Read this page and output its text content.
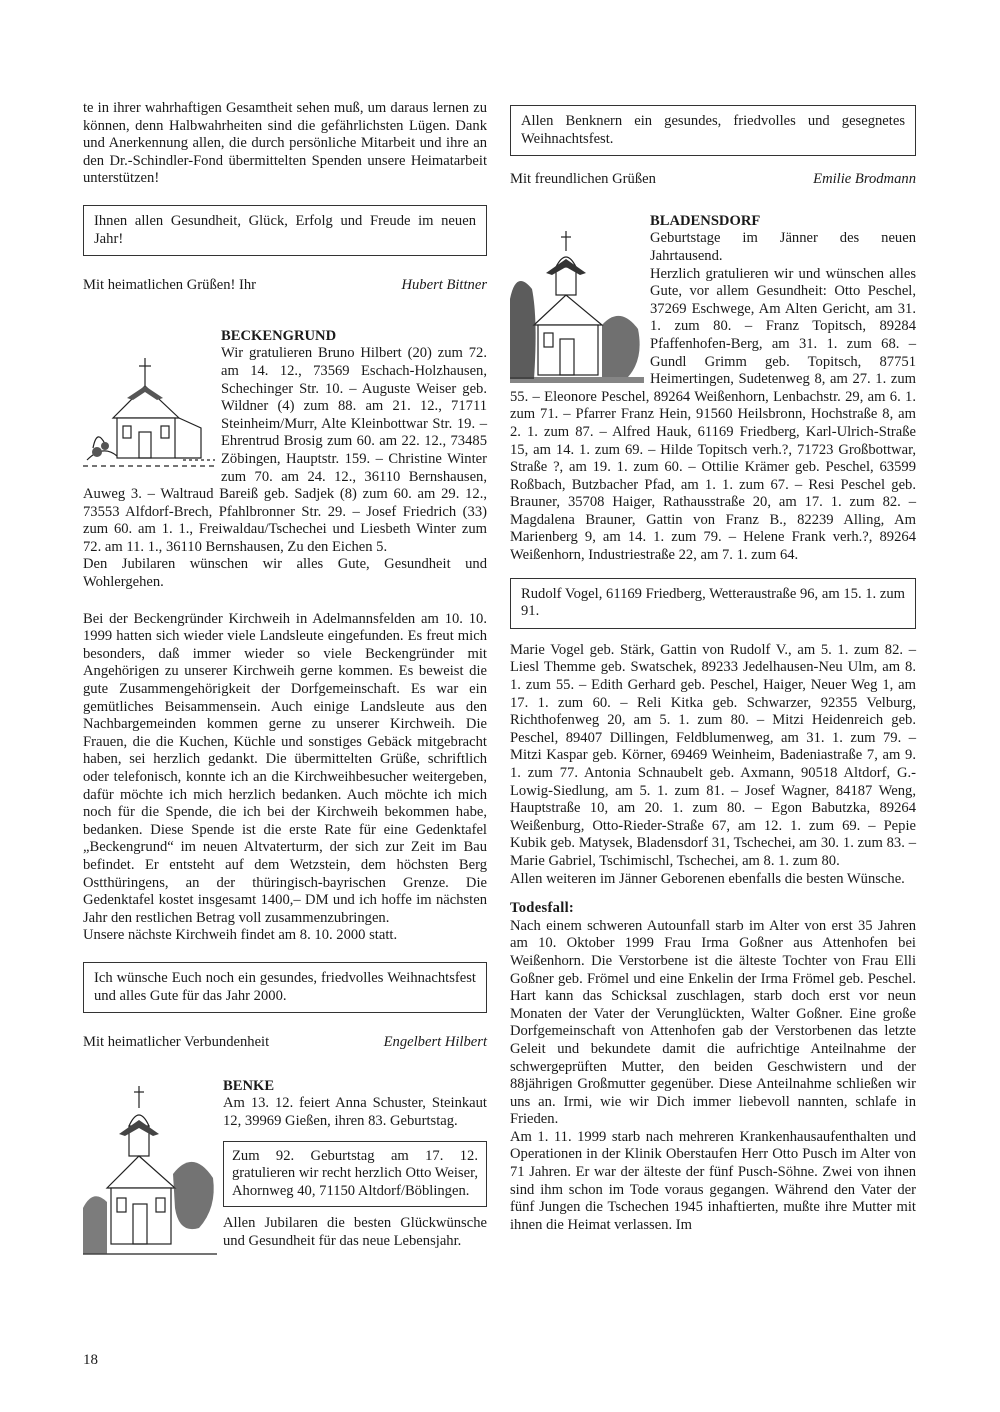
te in ihrer wahrhaftigen Gesamtheit sehen muß, um daraus lernen zu können, denn Halbwahrheiten sind die gefährlichsten Lügen. Dank und Anerkennung allen, die durch persönliche Mitarbeit und ihre an den Dr.-Schindler-Fond übermittelten Spenden unsere Heimatarbeit unterstützen!

Ihnen allen Gesundheit, Glück, Erfolg und Freude im neuen Jahr!

Mit heimatlichen Grüßen! Ihr	Hubert Bittner

BECKENGRUND

Wir gratulieren Bruno Hilbert (20) zum 72. am 14. 12., 73569 Eschach-Holzhausen, Schechinger Str. 10. – Auguste Weiser geb. Wildner (4) zum 88. am 21. 12., 71711 Steinheim/Murr, Alte Kleinbottwar Str. 19. – Ehrentrud Brosig zum 60. am 22. 12., 73485 Zöbingen, Hauptstr. 159. – Christine Winter zum 70. am 24. 12., 36110 Bernshausen, Auweg 3. – Waltraud Bareiß geb. Sadjek (8) zum 60. am 29. 12., 73553 Alfdorf-Brech, Pfahlbronner Str. 29. – Josef Friedrich (33) zum 60. am 1. 1., Freiwaldau/Tschechei und Liesbeth Winter zum 72. am 11. 1., 36110 Bernshausen, Zu den Eichen 5.

Den Jubilaren wünschen wir alles Gute, Gesundheit und Wohlergehen.

Bei der Beckengründer Kirchweih in Adelmannsfelden am 10. 10. 1999 hatten sich wieder viele Landsleute eingefunden. Es freut mich besonders, daß immer wieder so viele Beckengründer mit Angehörigen zu unserer Kirchweih gerne kommen. Es beweist die gute Zusammengehörigkeit der Dorfgemeinschaft. Es war ein gemütliches Beisammensein. Auch einige Landsleute aus den Nachbargemeinden kommen gerne zu unserer Kirchweih. Die Frauen, die die Kuchen, Küchle und sonstiges Gebäck mitgebracht haben, sei herzlich gedankt. Die übermittelten Grüße, schriftlich oder telefonisch, konnte ich an die Kirchweihbesucher weitergeben, dafür möchte ich mich herzlich bedanken. Auch möchte ich mich noch für die Spende, die ich bei der Kirchweih bekommen habe, bedanken. Diese Spende ist die erste Rate für eine Gedenktafel „Beckengrund“ im neuen Altvaterturm, der sich zur Zeit im Bau befindet. Er entsteht auf dem Wetzstein, dem höchsten Berg Ostthüringens, an der thüringisch-bayrischen Grenze. Die Gedenktafel kostet insgesamt 1400,– DM und ich hoffe im nächsten Jahr den restlichen Betrag voll zusammenzubringen.

Unsere nächste Kirchweih findet am 8. 10. 2000 statt.

Ich wünsche Euch noch ein gesundes, friedvolles Weihnachtsfest und alles Gute für das Jahr 2000.

Mit heimatlicher Verbundenheit	Engelbert Hilbert

BENKE

Am 13. 12. feiert Anna Schuster, Steinkaut 12, 39969 Gießen, ihren 83. Geburtstag.

Zum 92. Geburtstag am 17. 12. gratulieren wir recht herzlich Otto Weiser, Ahornweg 40, 71150 Altdorf/Böblingen.

Allen Jubilaren die besten Glückwünsche und Gesundheit für das neue Lebensjahr.

Allen Benknern ein gesundes, friedvolles und gesegnetes Weihnachtsfest.

Mit freundlichen Grüßen	Emilie Brodmann

BLADENSDORF

Geburtstage im Jänner des neuen Jahrtausend.

Herzlich gratulieren wir und wünschen alles Gute, vor allem Gesundheit: Otto Peschel, 37269 Eschwege, Am Alten Gericht, am 31. 1. zum 80. – Franz Topitsch, 89284 Pfaffenhofen-Berg, am 31. 1. zum 68. – Gundl Grimm geb. Topitsch, 87751 Heimertingen, Sudetenweg 8, am 27. 1. zum 55. – Eleonore Peschel, 89264 Weißenhorn, Lenbachstr. 29, am 6. 1. zum 71. – Pfarrer Franz Hein, 91560 Heilsbronn, Hochstraße 8, am 2. 1. zum 87. – Alfred Hauk, 61169 Friedberg, Karl-Ulrich-Straße 15, am 14. 1. zum 69. – Hilde Topitsch verh.?, 71723 Großbottwar, Straße ?, am 19. 1. zum 60. – Ottilie Krämer geb. Peschel, 63599 Roßbach, Butzbacher Pfad, am 1. 1. zum 67. – Resi Peschel geb. Brauner, 35708 Haiger, Rathausstraße 20, am 17. 1. zum 82. – Magdalena Brauner, Gattin von Franz B., 82239 Alling, Am Marienberg 9, am 14. 1. zum 79. – Helene Frank verh.?, 89264 Weißenhorn, Industriestraße 22, am 7. 1. zum 64.

Rudolf Vogel, 61169 Friedberg, Wetteraustraße 96, am 15. 1. zum 91.

Marie Vogel geb. Stärk, Gattin von Rudolf V., am 5. 1. zum 82. – Liesl Themme geb. Swatschek, 89233 Jedelhausen-Neu Ulm, am 8. 1. zum 55. – Edith Gerhard geb. Peschel, Haiger, Neuer Weg 1, am 17. 1. zum 60. – Reli Kitka geb. Schwarzer, 92355 Velburg, Richthofenweg 20, am 5. 1. zum 80. – Mitzi Heidenreich geb. Peschel, 89407 Dillingen, Feldblumenweg, am 31. 1. zum 79. – Mitzi Kaspar geb. Körner, 69469 Weinheim, Badeniastraße 7, am 9. 1. zum 77. Antonia Schnaubelt geb. Axmann, 90518 Altdorf, G.-Lowig-Siedlung, am 5. 1. zum 81. – Josef Wagner, 84187 Weng, Hauptstraße 10, am 20. 1. zum 80. – Egon Babutzka, 89264 Weißenburg, Otto-Rieder-Straße 67, am 12. 1. zum 69. – Pepie Kubik geb. Matysek, Bladensdorf 31, Tschechei, am 30. 1. zum 83. – Marie Gabriel, Tschimischl, Tschechei, am 8. 1. zum 80.

Allen weiteren im Jänner Geborenen ebenfalls die besten Wünsche.

Todesfall:

Nach einem schweren Autounfall starb im Alter von erst 35 Jahren am 10. Oktober 1999 Frau Irma Goßner aus Attenhofen bei Weißenhorn. Die Verstorbene ist die älteste Tochter von Frau Elli Goßner geb. Frömel und eine Enkelin der Irma Frömel geb. Peschel. Hart kann das Schicksal zuschlagen, starb doch erst vor neun Monaten der Vater der Verunglückten, Walter Goßner. Eine große Dorfgemeinschaft von Attenhofen gab der Verstorbenen das letzte Geleit und bekundete damit die aufrichtige Anteilnahme der schwergeprüften Mutter, den beiden Geschwistern und der 88jährigen Großmutter gegenüber. Diese Anteilnahme schließen wir uns an. Irmi, wie wir Dich immer liebevoll nannten, schlafe in Frieden.

Am 1. 11. 1999 starb nach mehreren Krankenhausaufenthalten und Operationen in der Klinik Oberstaufen Herr Otto Pusch im Alter von 71 Jahren. Er war der älteste der fünf Pusch-Söhne. Zwei von ihnen sind ihm schon im Tode voraus gegangen. Während den Vater der fünf Jungen die Tschechen 1945 inhaftierten, mußte ihre Mutter mit ihnen die Heimat verlassen. Im

18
● ● ● ● ●
Output the records above exactly as they are, leaving out the pictures.

Read this page and output its text content.
te in ihrer wahrhaftigen Gesamtheit sehen muß, um daraus lernen zu können, denn Halbwahrheiten sind die gefährlichsten Lügen. Dank und Anerkennung allen, die durch persönliche Mitarbeit und ihre an den Dr.-Schindler-Fond übermittelten Spenden unsere Heimatarbeit unterstützen!

Ihnen allen Gesundheit, Glück, Erfolg und Freude im neuen Jahr!

Mit heimatlichen Grüßen! Ihr	Hubert Bittner

BECKENGRUND

Wir gratulieren Bruno Hilbert (20) zum 72. am 14. 12., 73569 Eschach-Holzhausen, Schechinger Str. 10. – Auguste Weiser geb. Wildner (4) zum 88. am 21. 12., 71711 Steinheim/Murr, Alte Kleinbottwar Str. 19. – Ehrentrud Brosig zum 60. am 22. 12., 73485 Zöbingen, Hauptstr. 159. – Christine Winter zum 70. am 24. 12., 36110 Bernshausen, Auweg 3. – Waltraud Bareiß geb. Sadjek (8) zum 60. am 29. 12., 73553 Alfdorf-Brech, Pfahlbronner Str. 29. – Josef Friedrich (33) zum 60. am 1. 1., Freiwaldau/Tschechei und Liesbeth Winter zum 72. am 11. 1., 36110 Bernshausen, Zu den Eichen 5.

Den Jubilaren wünschen wir alles Gute, Gesundheit und Wohlergehen.

Bei der Beckengründer Kirchweih in Adelmannsfelden am 10. 10. 1999 hatten sich wieder viele Landsleute eingefunden. Es freut mich besonders, daß immer wieder so viele Beckengründer mit Angehörigen zu unserer Kirchweih gerne kommen. Es beweist die gute Zusammengehörigkeit der Dorfgemeinschaft. Es war ein gemütliches Beisammensein. Auch einige Landsleute aus den Nachbargemeinden kommen gerne zu unserer Kirchweih. Die Frauen, die die Kuchen, Küchle und sonstiges Gebäck mitgebracht haben, sei herzlich gedankt. Die übermittelten Grüße, schriftlich oder telefonisch, konnte ich an die Kirchweihbesucher weitergeben, dafür möchte ich mich herzlich bedanken. Auch möchte ich mich noch für die Spende, die ich bei der Kirchweih bekommen habe, bedanken. Diese Spende ist die erste Rate für eine Gedenktafel „Beckengrund“ im neuen Altvaterturm, der sich zur Zeit im Bau befindet. Er entsteht auf dem Wetzstein, dem höchsten Berg Ostthüringens, an der thüringisch-bayrischen Grenze. Die Gedenktafel kostet insgesamt 1400,– DM und ich hoffe im nächsten Jahr den restlichen Betrag voll zusammenzubringen.

Unsere nächste Kirchweih findet am 8. 10. 2000 statt.

Ich wünsche Euch noch ein gesundes, friedvolles Weihnachtsfest und alles Gute für das Jahr 2000.

Mit heimatlicher Verbundenheit	Engelbert Hilbert

BENKE

Am 13. 12. feiert Anna Schuster, Steinkaut 12, 39969 Gießen, ihren 83. Geburtstag.

Zum 92. Geburtstag am 17. 12. gratulieren wir recht herzlich Otto Weiser, Ahornweg 40, 71150 Altdorf/Böblingen.

Allen Jubilaren die besten Glückwünsche und Gesundheit für das neue Lebensjahr.

Allen Benknern ein gesundes, friedvolles und gesegnetes Weihnachtsfest.

Mit freundlichen Grüßen	Emilie Brodmann

BLADENSDORF

Geburtstage im Jänner des neuen Jahrtausend.

Herzlich gratulieren wir und wünschen alles Gute, vor allem Gesundheit: Otto Peschel, 37269 Eschwege, Am Alten Gericht, am 31. 1. zum 80. – Franz Topitsch, 89284 Pfaffenhofen-Berg, am 31. 1. zum 68. – Gundl Grimm geb. Topitsch, 87751 Heimertingen, Sudetenweg 8, am 27. 1. zum 55. – Eleonore Peschel, 89264 Weißenhorn, Lenbachstr. 29, am 6. 1. zum 71. – Pfarrer Franz Hein, 91560 Heilsbronn, Hochstraße 8, am 2. 1. zum 87. – Alfred Hauk, 61169 Friedberg, Karl-Ulrich-Straße 15, am 14. 1. zum 69. – Hilde Topitsch verh.?, 71723 Großbottwar, Straße ?, am 19. 1. zum 60. – Ottilie Krämer geb. Peschel, 63599 Roßbach, Butzbacher Pfad, am 1. 1. zum 67. – Resi Peschel geb. Brauner, 35708 Haiger, Rathausstraße 20, am 17. 1. zum 82. – Magdalena Brauner, Gattin von Franz B., 82239 Alling, Am Marienberg 9, am 14. 1. zum 79. – Helene Frank verh.?, 89264 Weißenhorn, Industriestraße 22, am 7. 1. zum 64.

Rudolf Vogel, 61169 Friedberg, Wetteraustraße 96, am 15. 1. zum 91.

Marie Vogel geb. Stärk, Gattin von Rudolf V., am 5. 1. zum 82. – Liesl Themme geb. Swatschek, 89233 Jedelhausen-Neu Ulm, am 8. 1. zum 55. – Edith Gerhard geb. Peschel, Haiger, Neuer Weg 1, am 17. 1. zum 60. – Reli Kitka geb. Schwarzer, 92355 Velburg, Richthofenweg 20, am 5. 1. zum 80. – Mitzi Heidenreich geb. Peschel, 89407 Dillingen, Feldblumenweg, am 31. 1. zum 79. – Mitzi Kaspar geb. Körner, 69469 Weinheim, Badeniastraße 7, am 9. 1. zum 77. Antonia Schnaubelt geb. Axmann, 90518 Altdorf, G.-Lowig-Siedlung, am 5. 1. zum 81. – Josef Wagner, 84187 Weng, Hauptstraße 10, am 20. 1. zum 80. – Egon Babutzka, 89264 Weißenburg, Otto-Rieder-Straße 67, am 12. 1. zum 69. – Pepie Kubik geb. Matysek, Bladensdorf 31, Tschechei, am 30. 1. zum 83. – Marie Gabriel, Tschimischl, Tschechei, am 8. 1. zum 80.

Allen weiteren im Jänner Geborenen ebenfalls die besten Wünsche.

Todesfall:

Nach einem schweren Autounfall starb im Alter von erst 35 Jahren am 10. Oktober 1999 Frau Irma Goßner aus Attenhofen bei Weißenhorn. Die Verstorbene ist die älteste Tochter von Frau Elli Goßner geb. Frömel und eine Enkelin der Irma Frömel geb. Peschel. Hart kann das Schicksal zuschlagen, starb doch erst vor neun Monaten der Vater der Verunglückten, Walter Goßner. Eine große Dorfgemeinschaft von Attenhofen gab der Verstorbenen das letzte Geleit und bekundete damit die aufrichtige Anteilnahme der schwergeprüften Mutter, den beiden Geschwistern und der 88jährigen Großmutter gegenüber. Diese Anteilnahme schließen wir uns an. Irmi, wie wir Dich immer liebevoll nannten, schlafe in Frieden.

Am 1. 11. 1999 starb nach mehreren Krankenhausaufenthalten und Operationen in der Klinik Oberstaufen Herr Otto Pusch im Alter von 71 Jahren. Er war der älteste der fünf Pusch-Söhne. Zwei von ihnen sind ihm schon im Tode voraus gegangen. Während den Vater der fünf Jungen die Tschechen 1945 inhaftierten, mußte ihre Mutter mit ihnen die Heimat verlassen. Im

18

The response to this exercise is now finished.